スモールコンセッションと大型コンセッションとの違いは次のようになります。

  • プロジェクトの規模:大型コンセッションは、大規模なインフラプロジェクトや国家的規模の公共事業を対象とする。対して、スモールコンセッションは、学校や公共交通、地域インフラといった、比較的小規模で地域密着型のプロジェクトを対象としている。
  • 資金調達の規模とリスク分担:大型コンセッションでは、プロジェクトの資金調達が大規模・複雑であるため、リスクも高い。対して、スモールコンセッションでは、プロジェクトの規模が小さいため、資金調達が容易で、リスクも低減しやすい。そのうえで、民間企業が資金を投入し、プロジェクトの運営・維持管理を行う責任がある

また、大型コンセッションでは、契約期間が20〜30年を超えるケースも珍しくありません。対して、スモールコンセッションの場合は短期間の契約が多く、運営期間も限定的です。運営形態も柔軟であり、中小企業が参画しやすいといえるでしょう。

建設業にスモールコンセッションが与える影響

ここでは、スモールコンセッションが建設業界に与える影響について、みていきましょう。前提として、地方自治体では、人口や税収減少が進んでいるため、インフラ整備や公共サービスの維持管理にかかるコストを賄うための予算が不足しています。

- データの行 -
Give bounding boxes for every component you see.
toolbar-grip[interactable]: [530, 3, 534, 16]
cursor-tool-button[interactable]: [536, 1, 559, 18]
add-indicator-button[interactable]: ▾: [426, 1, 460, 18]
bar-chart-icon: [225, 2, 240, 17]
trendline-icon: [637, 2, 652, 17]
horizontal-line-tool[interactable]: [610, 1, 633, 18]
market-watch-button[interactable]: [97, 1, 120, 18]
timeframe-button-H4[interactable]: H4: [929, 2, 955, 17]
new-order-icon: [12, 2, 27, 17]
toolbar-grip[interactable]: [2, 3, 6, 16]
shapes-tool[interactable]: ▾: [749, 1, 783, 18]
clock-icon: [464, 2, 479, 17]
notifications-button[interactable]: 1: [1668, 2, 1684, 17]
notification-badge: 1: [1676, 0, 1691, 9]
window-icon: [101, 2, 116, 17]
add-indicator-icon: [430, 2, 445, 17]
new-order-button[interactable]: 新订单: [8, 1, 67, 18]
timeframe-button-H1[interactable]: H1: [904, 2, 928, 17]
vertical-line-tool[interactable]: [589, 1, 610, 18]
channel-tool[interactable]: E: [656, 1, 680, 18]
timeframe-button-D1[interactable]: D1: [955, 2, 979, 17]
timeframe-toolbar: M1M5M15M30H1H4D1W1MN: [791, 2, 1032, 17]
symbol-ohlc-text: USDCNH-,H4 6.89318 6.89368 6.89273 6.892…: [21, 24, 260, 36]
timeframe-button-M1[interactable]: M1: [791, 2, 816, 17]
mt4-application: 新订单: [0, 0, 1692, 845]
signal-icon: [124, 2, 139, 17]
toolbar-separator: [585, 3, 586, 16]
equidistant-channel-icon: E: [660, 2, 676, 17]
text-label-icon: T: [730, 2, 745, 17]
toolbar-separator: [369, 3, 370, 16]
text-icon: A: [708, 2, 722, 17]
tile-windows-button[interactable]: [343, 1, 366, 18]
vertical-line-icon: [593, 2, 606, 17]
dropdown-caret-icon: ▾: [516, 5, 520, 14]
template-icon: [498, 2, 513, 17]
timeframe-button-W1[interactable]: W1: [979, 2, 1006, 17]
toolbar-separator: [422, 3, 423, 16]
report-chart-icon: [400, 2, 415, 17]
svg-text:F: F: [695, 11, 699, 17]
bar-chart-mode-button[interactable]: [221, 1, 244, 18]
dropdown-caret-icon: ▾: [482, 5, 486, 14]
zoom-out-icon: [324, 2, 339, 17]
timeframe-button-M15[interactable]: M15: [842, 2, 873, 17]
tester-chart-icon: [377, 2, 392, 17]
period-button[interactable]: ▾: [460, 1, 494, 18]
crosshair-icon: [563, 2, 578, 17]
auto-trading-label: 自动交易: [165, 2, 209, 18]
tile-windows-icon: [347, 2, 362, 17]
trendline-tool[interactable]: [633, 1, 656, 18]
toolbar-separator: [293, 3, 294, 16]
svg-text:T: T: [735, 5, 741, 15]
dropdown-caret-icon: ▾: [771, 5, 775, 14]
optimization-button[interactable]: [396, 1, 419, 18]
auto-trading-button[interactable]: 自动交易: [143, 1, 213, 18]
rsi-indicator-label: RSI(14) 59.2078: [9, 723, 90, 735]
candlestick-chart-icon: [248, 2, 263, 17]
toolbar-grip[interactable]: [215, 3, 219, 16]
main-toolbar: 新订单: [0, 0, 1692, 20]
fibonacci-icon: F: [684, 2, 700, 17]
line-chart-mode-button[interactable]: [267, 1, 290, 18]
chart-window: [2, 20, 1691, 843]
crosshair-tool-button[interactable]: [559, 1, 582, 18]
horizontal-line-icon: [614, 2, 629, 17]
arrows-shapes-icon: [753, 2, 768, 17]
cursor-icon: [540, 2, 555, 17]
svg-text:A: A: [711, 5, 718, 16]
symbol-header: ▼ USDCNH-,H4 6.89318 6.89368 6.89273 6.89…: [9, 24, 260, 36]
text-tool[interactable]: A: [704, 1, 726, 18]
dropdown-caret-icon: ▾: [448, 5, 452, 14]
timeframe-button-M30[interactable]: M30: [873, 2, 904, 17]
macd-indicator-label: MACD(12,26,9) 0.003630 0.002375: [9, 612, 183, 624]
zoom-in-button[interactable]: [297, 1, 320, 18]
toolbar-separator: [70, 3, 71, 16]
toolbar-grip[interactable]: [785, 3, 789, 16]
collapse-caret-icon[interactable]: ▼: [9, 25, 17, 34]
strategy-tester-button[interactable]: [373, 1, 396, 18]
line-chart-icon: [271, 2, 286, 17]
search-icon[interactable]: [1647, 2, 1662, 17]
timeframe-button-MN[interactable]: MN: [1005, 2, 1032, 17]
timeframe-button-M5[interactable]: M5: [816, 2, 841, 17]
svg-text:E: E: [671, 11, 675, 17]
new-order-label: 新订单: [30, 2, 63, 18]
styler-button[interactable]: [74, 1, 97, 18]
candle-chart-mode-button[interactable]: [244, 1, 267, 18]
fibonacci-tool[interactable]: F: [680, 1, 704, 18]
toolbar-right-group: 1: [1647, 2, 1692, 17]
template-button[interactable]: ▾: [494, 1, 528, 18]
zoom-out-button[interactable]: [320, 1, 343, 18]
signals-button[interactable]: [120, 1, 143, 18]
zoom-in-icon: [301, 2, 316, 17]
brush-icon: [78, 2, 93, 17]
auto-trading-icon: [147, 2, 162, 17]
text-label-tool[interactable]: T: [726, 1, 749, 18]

- 記述問題 1 -
スモールコンセッションについての文章によると、大型コンセッションの契約期間はどのくらいになることがありますか。
- 記述問題 2 -
スモールコンセッションについての文章の最後の文を受けて、その続きを書いてください。

- 回答 1 -
20〜30年を超えるケースも珍しくありません。

- 回答 2 -
地方自治体と民間企業の連携が期待できる

スモールコンセッションによって、地方自治体のインフラや設備が維持しやすくなります。その理由としては、民間企業がプロジェクトに必要な資金を調達し、プロジェクトの設計・建設・運営・維持管理を担当できるためです。

そのため、地方自治体は財政的なリスクを軽減したうえで、民間の技術力と企業力を活用できます。民間企業は、競争市場で生き残ることを目的に、常に技術を追求しています。

たとえば、新しい建設技術やエネルギー効率の高い設備、デジタル技術を活用したスマートインフラなどは代表的な技術だといえるでしょう。地方自治体がスモールコンセッションを通じて民間企業と連携すれば、最先端技術を導入したうえで、インフラや設備の効率化を図ることが可能です。結果として、運営コストの削減やインフラの耐久性向上、メンテナンスの効率化を実現できるでしょう。

建設業界のコスト管理の緩和に期待できる

建設業界は、公共工事においても、次のような要因から厳格なコスト管理が求められています。

  • 資材費の高騰:世界的な需要増加やサプライチェーンの混乱、原材料価格の上昇が資材費の高騰につながっている。そのため、建設工事のコストが増加しており、企業の利益率が下がっている
  • 人件費の上昇:技術者や労働者の不足、労働条件の改善が求められている。また、高度な技術が求められる分野では、経験豊富な労働者を確保するためのコストが高額である点もコスト増加の原因となっている。
  • 規制の強化:環境規制はコスト増加につながっている。たとえば、環境に配慮した建設材料の使用や設備の研究はコスト増加といえる。

そのうえで、スモールコンセッションの活用によって、効率的な資源管理やコスト削減が可能となります。たとえば、民間企業が持つ効率的なプロジェクトマネジメント技術や最新の建設技術を駆使して、資材や労働コストを最適化できるためです。

また、プロジェクトの採算性が取りやすくなるため、プロジェクトのシミュレーションもこれまで以上にスムーズに実施できるようになるでしょう。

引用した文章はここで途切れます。